## TASK
Skip the pictures. Reproduce all other material exactly.

Dataset rows about figures:

------------------------------------------------

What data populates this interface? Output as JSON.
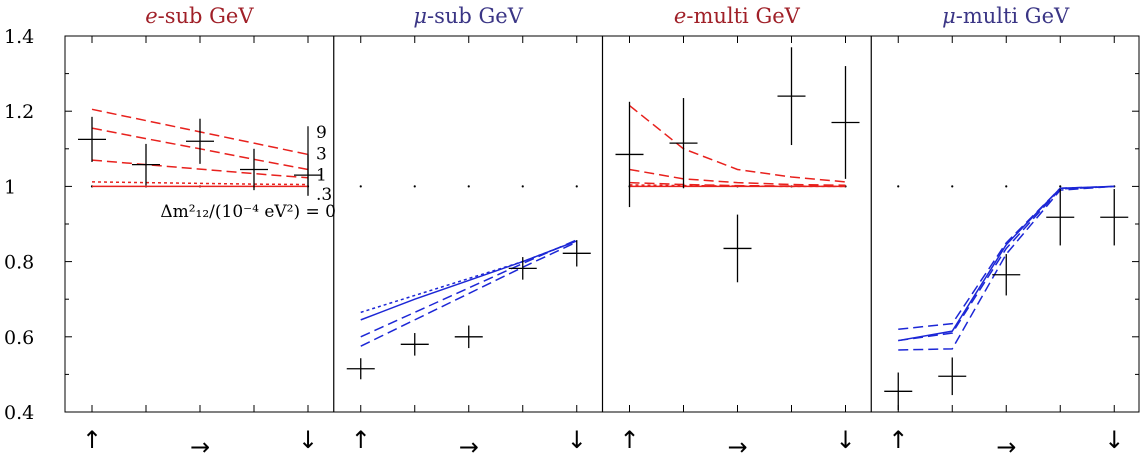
{
  "chart_data": {
    "type": "line",
    "ylim": [
      0.4,
      1.4
    ],
    "yticks": [
      0.4,
      0.6,
      0.8,
      1.0,
      1.2,
      1.4
    ],
    "ytick_labels": [
      "0.4",
      "0.6",
      "0.8",
      "1",
      "1.2",
      "1.4"
    ],
    "x_direction_labels": [
      "↑",
      "→",
      "↓"
    ],
    "reference_line": 1.0,
    "colors": {
      "e": "#e8211d",
      "mu": "#1c27d6",
      "title_e": "#a02028",
      "title_mu": "#3a3585",
      "data": "#000000"
    },
    "panels": [
      {
        "title_prefix": "e",
        "title_rest": "-sub GeV",
        "color": "e",
        "data": [
          {
            "x": 1,
            "y": 1.125,
            "err": 0.06
          },
          {
            "x": 2,
            "y": 1.058,
            "err": 0.055
          },
          {
            "x": 3,
            "y": 1.12,
            "err": 0.06
          },
          {
            "x": 4,
            "y": 1.045,
            "err": 0.055
          },
          {
            "x": 5,
            "y": 1.03,
            "err": 0.055
          }
        ],
        "curves": [
          {
            "label": "9",
            "style": "dash",
            "values": [
              1.205,
              1.175,
              1.145,
              1.115,
              1.085
            ]
          },
          {
            "label": "3",
            "style": "dash",
            "values": [
              1.155,
              1.127,
              1.1,
              1.072,
              1.045
            ]
          },
          {
            "label": "1",
            "style": "dash",
            "values": [
              1.07,
              1.058,
              1.046,
              1.034,
              1.023
            ]
          },
          {
            "label": ".3",
            "style": "dot",
            "values": [
              1.012,
              1.01,
              1.008,
              1.006,
              1.005
            ]
          },
          {
            "label": "0",
            "style": "solid",
            "values": [
              1.0,
              1.0,
              1.0,
              1.0,
              1.0
            ]
          }
        ],
        "annotation": {
          "labels": [
            "9",
            "3",
            "1",
            ".3"
          ],
          "formula": "Δm²₁₂/(10⁻⁴ eV²) = 0"
        }
      },
      {
        "title_prefix": "μ",
        "title_rest": "-sub GeV",
        "color": "mu",
        "data": [
          {
            "x": 1,
            "y": 0.515,
            "err": 0.028
          },
          {
            "x": 2,
            "y": 0.58,
            "err": 0.03
          },
          {
            "x": 3,
            "y": 0.6,
            "err": 0.03
          },
          {
            "x": 4,
            "y": 0.782,
            "err": 0.03
          },
          {
            "x": 5,
            "y": 0.822,
            "err": 0.035
          }
        ],
        "curves": [
          {
            "label": "dot",
            "style": "dot",
            "values": [
              0.665,
              0.71,
              0.755,
              0.8,
              0.855
            ]
          },
          {
            "label": "solid",
            "style": "solid",
            "values": [
              0.645,
              0.7,
              0.75,
              0.8,
              0.855
            ]
          },
          {
            "label": "dash1",
            "style": "dash",
            "values": [
              0.6,
              0.665,
              0.73,
              0.795,
              0.858
            ]
          },
          {
            "label": "dash2",
            "style": "dash",
            "values": [
              0.575,
              0.645,
              0.715,
              0.785,
              0.852
            ]
          }
        ]
      },
      {
        "title_prefix": "e",
        "title_rest": "-multi GeV",
        "color": "e",
        "data": [
          {
            "x": 1,
            "y": 1.085,
            "err": 0.14
          },
          {
            "x": 2,
            "y": 1.115,
            "err": 0.12
          },
          {
            "x": 3,
            "y": 0.835,
            "err": 0.09
          },
          {
            "x": 4,
            "y": 1.24,
            "err": 0.13
          },
          {
            "x": 5,
            "y": 1.17,
            "err": 0.15
          }
        ],
        "curves": [
          {
            "label": "9",
            "style": "dash",
            "values": [
              1.215,
              1.1,
              1.045,
              1.025,
              1.012
            ]
          },
          {
            "label": "3",
            "style": "dash",
            "values": [
              1.045,
              1.02,
              1.01,
              1.005,
              1.003
            ]
          },
          {
            "label": "1",
            "style": "dash",
            "values": [
              1.01,
              1.005,
              1.002,
              1.001,
              1.0
            ]
          },
          {
            "label": ".3",
            "style": "dot",
            "values": [
              1.004,
              1.002,
              1.001,
              1.0,
              1.0
            ]
          },
          {
            "label": "0",
            "style": "solid",
            "values": [
              1.0,
              1.0,
              1.0,
              1.0,
              1.0
            ]
          }
        ]
      },
      {
        "title_prefix": "μ",
        "title_rest": "-multi GeV",
        "color": "mu",
        "data": [
          {
            "x": 1,
            "y": 0.455,
            "err": 0.05
          },
          {
            "x": 2,
            "y": 0.495,
            "err": 0.05
          },
          {
            "x": 3,
            "y": 0.765,
            "err": 0.055
          },
          {
            "x": 4,
            "y": 0.918,
            "err": 0.075
          },
          {
            "x": 5,
            "y": 0.918,
            "err": 0.075
          }
        ],
        "curves": [
          {
            "label": "solid",
            "style": "solid",
            "values": [
              0.59,
              0.615,
              0.845,
              0.995,
              1.0
            ]
          },
          {
            "label": "dash1",
            "style": "dash",
            "values": [
              0.62,
              0.635,
              0.85,
              0.995,
              1.0
            ]
          },
          {
            "label": "dash2",
            "style": "dash",
            "values": [
              0.59,
              0.61,
              0.835,
              0.993,
              1.0
            ]
          },
          {
            "label": "dash3",
            "style": "dash",
            "values": [
              0.565,
              0.568,
              0.82,
              0.99,
              1.0
            ]
          }
        ]
      }
    ]
  }
}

------------------------------------------------

## SOLUTION TO THIS TASK
What data populates this interface? Output as JSON.
{
  "chart_data": {
    "type": "line",
    "ylim": [
      0.4,
      1.4
    ],
    "yticks": [
      0.4,
      0.6,
      0.8,
      1.0,
      1.2,
      1.4
    ],
    "ytick_labels": [
      "0.4",
      "0.6",
      "0.8",
      "1",
      "1.2",
      "1.4"
    ],
    "x_direction_labels": [
      "↑",
      "→",
      "↓"
    ],
    "reference_line": 1.0,
    "colors": {
      "e": "#e8211d",
      "mu": "#1c27d6",
      "title_e": "#a02028",
      "title_mu": "#3a3585",
      "data": "#000000"
    },
    "panels": [
      {
        "title_prefix": "e",
        "title_rest": "-sub GeV",
        "color": "e",
        "data": [
          {
            "x": 1,
            "y": 1.125,
            "err": 0.06
          },
          {
            "x": 2,
            "y": 1.058,
            "err": 0.055
          },
          {
            "x": 3,
            "y": 1.12,
            "err": 0.06
          },
          {
            "x": 4,
            "y": 1.045,
            "err": 0.055
          },
          {
            "x": 5,
            "y": 1.03,
            "err": 0.055
          }
        ],
        "curves": [
          {
            "label": "9",
            "style": "dash",
            "values": [
              1.205,
              1.175,
              1.145,
              1.115,
              1.085
            ]
          },
          {
            "label": "3",
            "style": "dash",
            "values": [
              1.155,
              1.127,
              1.1,
              1.072,
              1.045
            ]
          },
          {
            "label": "1",
            "style": "dash",
            "values": [
              1.07,
              1.058,
              1.046,
              1.034,
              1.023
            ]
          },
          {
            "label": ".3",
            "style": "dot",
            "values": [
              1.012,
              1.01,
              1.008,
              1.006,
              1.005
            ]
          },
          {
            "label": "0",
            "style": "solid",
            "values": [
              1.0,
              1.0,
              1.0,
              1.0,
              1.0
            ]
          }
        ],
        "annotation": {
          "labels": [
            "9",
            "3",
            "1",
            ".3"
          ],
          "formula": "Δm²₁₂/(10⁻⁴ eV²) = 0"
        }
      },
      {
        "title_prefix": "μ",
        "title_rest": "-sub GeV",
        "color": "mu",
        "data": [
          {
            "x": 1,
            "y": 0.515,
            "err": 0.028
          },
          {
            "x": 2,
            "y": 0.58,
            "err": 0.03
          },
          {
            "x": 3,
            "y": 0.6,
            "err": 0.03
          },
          {
            "x": 4,
            "y": 0.782,
            "err": 0.03
          },
          {
            "x": 5,
            "y": 0.822,
            "err": 0.035
          }
        ],
        "curves": [
          {
            "label": "dot",
            "style": "dot",
            "values": [
              0.665,
              0.71,
              0.755,
              0.8,
              0.855
            ]
          },
          {
            "label": "solid",
            "style": "solid",
            "values": [
              0.645,
              0.7,
              0.75,
              0.8,
              0.855
            ]
          },
          {
            "label": "dash1",
            "style": "dash",
            "values": [
              0.6,
              0.665,
              0.73,
              0.795,
              0.858
            ]
          },
          {
            "label": "dash2",
            "style": "dash",
            "values": [
              0.575,
              0.645,
              0.715,
              0.785,
              0.852
            ]
          }
        ]
      },
      {
        "title_prefix": "e",
        "title_rest": "-multi GeV",
        "color": "e",
        "data": [
          {
            "x": 1,
            "y": 1.085,
            "err": 0.14
          },
          {
            "x": 2,
            "y": 1.115,
            "err": 0.12
          },
          {
            "x": 3,
            "y": 0.835,
            "err": 0.09
          },
          {
            "x": 4,
            "y": 1.24,
            "err": 0.13
          },
          {
            "x": 5,
            "y": 1.17,
            "err": 0.15
          }
        ],
        "curves": [
          {
            "label": "9",
            "style": "dash",
            "values": [
              1.215,
              1.1,
              1.045,
              1.025,
              1.012
            ]
          },
          {
            "label": "3",
            "style": "dash",
            "values": [
              1.045,
              1.02,
              1.01,
              1.005,
              1.003
            ]
          },
          {
            "label": "1",
            "style": "dash",
            "values": [
              1.01,
              1.005,
              1.002,
              1.001,
              1.0
            ]
          },
          {
            "label": ".3",
            "style": "dot",
            "values": [
              1.004,
              1.002,
              1.001,
              1.0,
              1.0
            ]
          },
          {
            "label": "0",
            "style": "solid",
            "values": [
              1.0,
              1.0,
              1.0,
              1.0,
              1.0
            ]
          }
        ]
      },
      {
        "title_prefix": "μ",
        "title_rest": "-multi GeV",
        "color": "mu",
        "data": [
          {
            "x": 1,
            "y": 0.455,
            "err": 0.05
          },
          {
            "x": 2,
            "y": 0.495,
            "err": 0.05
          },
          {
            "x": 3,
            "y": 0.765,
            "err": 0.055
          },
          {
            "x": 4,
            "y": 0.918,
            "err": 0.075
          },
          {
            "x": 5,
            "y": 0.918,
            "err": 0.075
          }
        ],
        "curves": [
          {
            "label": "solid",
            "style": "solid",
            "values": [
              0.59,
              0.615,
              0.845,
              0.995,
              1.0
            ]
          },
          {
            "label": "dash1",
            "style": "dash",
            "values": [
              0.62,
              0.635,
              0.85,
              0.995,
              1.0
            ]
          },
          {
            "label": "dash2",
            "style": "dash",
            "values": [
              0.59,
              0.61,
              0.835,
              0.993,
              1.0
            ]
          },
          {
            "label": "dash3",
            "style": "dash",
            "values": [
              0.565,
              0.568,
              0.82,
              0.99,
              1.0
            ]
          }
        ]
      }
    ]
  }
}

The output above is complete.